┌──

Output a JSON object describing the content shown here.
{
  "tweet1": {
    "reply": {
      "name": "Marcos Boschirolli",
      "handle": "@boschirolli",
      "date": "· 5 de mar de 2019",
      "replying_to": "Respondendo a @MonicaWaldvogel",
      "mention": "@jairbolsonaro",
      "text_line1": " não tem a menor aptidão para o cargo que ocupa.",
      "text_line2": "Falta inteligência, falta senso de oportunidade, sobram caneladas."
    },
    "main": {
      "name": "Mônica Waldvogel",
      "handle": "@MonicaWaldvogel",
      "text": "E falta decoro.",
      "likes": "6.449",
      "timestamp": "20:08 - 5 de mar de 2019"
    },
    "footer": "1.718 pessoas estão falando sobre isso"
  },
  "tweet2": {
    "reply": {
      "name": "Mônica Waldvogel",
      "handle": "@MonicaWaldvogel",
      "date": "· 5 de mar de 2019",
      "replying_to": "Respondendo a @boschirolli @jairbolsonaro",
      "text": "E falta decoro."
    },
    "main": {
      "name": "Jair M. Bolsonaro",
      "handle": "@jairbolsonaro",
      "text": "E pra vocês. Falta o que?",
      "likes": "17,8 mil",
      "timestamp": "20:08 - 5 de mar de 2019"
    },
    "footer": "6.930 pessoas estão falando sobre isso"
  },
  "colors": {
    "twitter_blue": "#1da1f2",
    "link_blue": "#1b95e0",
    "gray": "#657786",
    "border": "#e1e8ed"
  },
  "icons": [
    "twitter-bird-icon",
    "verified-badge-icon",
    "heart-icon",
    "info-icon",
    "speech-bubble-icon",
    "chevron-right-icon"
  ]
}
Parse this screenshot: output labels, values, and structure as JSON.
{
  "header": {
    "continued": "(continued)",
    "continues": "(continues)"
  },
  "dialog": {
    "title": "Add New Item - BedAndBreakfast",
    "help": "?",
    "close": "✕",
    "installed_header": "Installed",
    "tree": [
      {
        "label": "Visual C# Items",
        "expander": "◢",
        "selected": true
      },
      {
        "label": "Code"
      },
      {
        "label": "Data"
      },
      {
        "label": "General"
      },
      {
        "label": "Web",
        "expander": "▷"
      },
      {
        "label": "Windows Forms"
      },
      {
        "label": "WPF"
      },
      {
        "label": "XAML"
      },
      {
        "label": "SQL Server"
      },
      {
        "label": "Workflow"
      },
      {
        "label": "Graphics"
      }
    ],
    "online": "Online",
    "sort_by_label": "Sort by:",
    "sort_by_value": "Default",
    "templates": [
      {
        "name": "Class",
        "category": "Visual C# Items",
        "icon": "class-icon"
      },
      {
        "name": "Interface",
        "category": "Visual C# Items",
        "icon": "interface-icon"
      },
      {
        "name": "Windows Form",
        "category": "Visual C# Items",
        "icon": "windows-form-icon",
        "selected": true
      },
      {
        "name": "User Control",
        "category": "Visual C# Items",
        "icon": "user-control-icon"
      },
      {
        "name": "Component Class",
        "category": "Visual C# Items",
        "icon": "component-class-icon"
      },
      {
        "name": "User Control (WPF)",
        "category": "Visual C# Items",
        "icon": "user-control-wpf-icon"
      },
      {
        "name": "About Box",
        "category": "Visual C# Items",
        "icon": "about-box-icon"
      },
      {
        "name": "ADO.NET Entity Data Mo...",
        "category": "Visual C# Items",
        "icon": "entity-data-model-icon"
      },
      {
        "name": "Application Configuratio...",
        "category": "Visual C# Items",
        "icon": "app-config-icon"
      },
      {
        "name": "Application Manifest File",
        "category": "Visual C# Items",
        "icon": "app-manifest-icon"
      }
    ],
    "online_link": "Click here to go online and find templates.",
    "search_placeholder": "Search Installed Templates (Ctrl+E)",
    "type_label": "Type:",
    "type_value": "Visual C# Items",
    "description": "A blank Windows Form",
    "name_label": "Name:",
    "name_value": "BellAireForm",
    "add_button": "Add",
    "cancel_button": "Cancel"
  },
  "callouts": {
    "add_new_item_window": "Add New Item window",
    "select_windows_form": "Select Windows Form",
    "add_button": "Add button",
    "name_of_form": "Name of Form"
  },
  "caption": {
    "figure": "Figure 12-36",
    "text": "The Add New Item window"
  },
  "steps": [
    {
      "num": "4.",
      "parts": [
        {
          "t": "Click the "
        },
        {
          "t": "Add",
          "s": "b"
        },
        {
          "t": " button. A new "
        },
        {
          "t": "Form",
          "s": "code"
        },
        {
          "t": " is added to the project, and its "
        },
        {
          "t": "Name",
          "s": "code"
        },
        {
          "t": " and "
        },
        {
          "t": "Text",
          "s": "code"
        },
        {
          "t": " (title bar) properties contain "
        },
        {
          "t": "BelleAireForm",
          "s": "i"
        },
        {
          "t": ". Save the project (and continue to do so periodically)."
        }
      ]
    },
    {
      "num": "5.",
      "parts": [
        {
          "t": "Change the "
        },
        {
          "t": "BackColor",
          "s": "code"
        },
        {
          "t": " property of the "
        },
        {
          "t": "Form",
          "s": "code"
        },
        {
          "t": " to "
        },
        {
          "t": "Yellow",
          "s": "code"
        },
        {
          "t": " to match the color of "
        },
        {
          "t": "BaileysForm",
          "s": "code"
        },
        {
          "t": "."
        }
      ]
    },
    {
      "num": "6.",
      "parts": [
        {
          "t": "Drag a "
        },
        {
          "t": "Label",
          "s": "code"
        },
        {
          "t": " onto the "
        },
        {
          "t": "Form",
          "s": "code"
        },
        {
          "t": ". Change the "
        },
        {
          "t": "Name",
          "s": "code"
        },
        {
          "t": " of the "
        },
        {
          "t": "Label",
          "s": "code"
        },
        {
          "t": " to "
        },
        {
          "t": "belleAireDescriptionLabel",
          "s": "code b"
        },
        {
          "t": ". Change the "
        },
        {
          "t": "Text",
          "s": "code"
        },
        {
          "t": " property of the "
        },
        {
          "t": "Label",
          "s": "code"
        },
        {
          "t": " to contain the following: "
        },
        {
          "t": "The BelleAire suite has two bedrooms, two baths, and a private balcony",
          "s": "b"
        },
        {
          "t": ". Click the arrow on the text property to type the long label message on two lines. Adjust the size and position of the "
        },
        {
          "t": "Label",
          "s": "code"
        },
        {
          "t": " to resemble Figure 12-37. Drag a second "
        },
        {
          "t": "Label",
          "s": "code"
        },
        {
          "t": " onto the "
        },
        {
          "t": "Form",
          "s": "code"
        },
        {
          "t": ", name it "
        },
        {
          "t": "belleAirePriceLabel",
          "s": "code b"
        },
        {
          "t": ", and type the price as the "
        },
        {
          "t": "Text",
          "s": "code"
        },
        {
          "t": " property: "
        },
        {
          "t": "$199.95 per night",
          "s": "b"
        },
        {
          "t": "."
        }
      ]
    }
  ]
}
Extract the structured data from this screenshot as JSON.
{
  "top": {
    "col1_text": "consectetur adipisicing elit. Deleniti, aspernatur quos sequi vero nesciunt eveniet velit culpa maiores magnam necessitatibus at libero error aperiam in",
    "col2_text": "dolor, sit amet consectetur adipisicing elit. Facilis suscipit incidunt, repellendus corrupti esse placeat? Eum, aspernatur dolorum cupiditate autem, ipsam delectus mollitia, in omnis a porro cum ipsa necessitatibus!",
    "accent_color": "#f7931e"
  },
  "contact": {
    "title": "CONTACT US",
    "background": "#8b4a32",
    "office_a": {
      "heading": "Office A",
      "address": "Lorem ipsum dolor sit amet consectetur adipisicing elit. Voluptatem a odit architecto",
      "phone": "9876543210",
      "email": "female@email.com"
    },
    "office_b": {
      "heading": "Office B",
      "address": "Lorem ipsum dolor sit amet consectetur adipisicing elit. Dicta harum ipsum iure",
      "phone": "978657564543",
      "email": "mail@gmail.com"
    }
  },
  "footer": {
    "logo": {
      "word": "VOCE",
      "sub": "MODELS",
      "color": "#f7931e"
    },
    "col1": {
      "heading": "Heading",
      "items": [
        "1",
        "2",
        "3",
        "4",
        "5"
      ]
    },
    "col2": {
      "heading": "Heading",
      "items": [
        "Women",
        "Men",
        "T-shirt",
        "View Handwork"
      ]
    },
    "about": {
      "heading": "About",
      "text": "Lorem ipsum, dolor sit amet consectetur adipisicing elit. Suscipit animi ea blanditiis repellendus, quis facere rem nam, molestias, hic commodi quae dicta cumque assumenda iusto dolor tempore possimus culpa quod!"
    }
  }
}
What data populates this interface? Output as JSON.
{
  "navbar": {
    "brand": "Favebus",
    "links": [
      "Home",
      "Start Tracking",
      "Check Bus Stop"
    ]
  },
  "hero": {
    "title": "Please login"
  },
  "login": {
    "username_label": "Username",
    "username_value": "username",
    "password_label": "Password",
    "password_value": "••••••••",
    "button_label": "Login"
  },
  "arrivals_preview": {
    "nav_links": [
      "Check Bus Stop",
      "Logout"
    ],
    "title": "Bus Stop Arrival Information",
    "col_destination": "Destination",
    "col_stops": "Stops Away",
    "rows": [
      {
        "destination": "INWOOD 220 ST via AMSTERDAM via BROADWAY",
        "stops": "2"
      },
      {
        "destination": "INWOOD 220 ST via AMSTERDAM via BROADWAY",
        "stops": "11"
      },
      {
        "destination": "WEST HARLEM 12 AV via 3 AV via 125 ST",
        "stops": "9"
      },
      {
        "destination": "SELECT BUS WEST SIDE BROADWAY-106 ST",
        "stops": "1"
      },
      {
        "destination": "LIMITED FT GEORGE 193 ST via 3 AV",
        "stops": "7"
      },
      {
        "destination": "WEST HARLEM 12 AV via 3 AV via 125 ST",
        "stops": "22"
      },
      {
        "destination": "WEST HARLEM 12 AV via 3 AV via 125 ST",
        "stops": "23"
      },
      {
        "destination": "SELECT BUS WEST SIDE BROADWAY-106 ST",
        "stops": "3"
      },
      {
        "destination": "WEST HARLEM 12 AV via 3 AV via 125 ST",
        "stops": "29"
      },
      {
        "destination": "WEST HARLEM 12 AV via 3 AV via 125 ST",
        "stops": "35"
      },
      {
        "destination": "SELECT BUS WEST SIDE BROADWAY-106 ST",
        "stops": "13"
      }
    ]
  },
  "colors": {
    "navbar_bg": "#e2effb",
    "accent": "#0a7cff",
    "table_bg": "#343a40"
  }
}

└──

Copy every line that includes the string "address" from the material above.

> _REPLY TO THE EXERCISE_
      "address": "Lorem ipsum dolor sit amet consectetur adipisicing elit. Voluptatem a odit architecto",
      "address": "Lorem ipsum dolor sit amet consectetur adipisicing elit. Dicta harum ipsum iure",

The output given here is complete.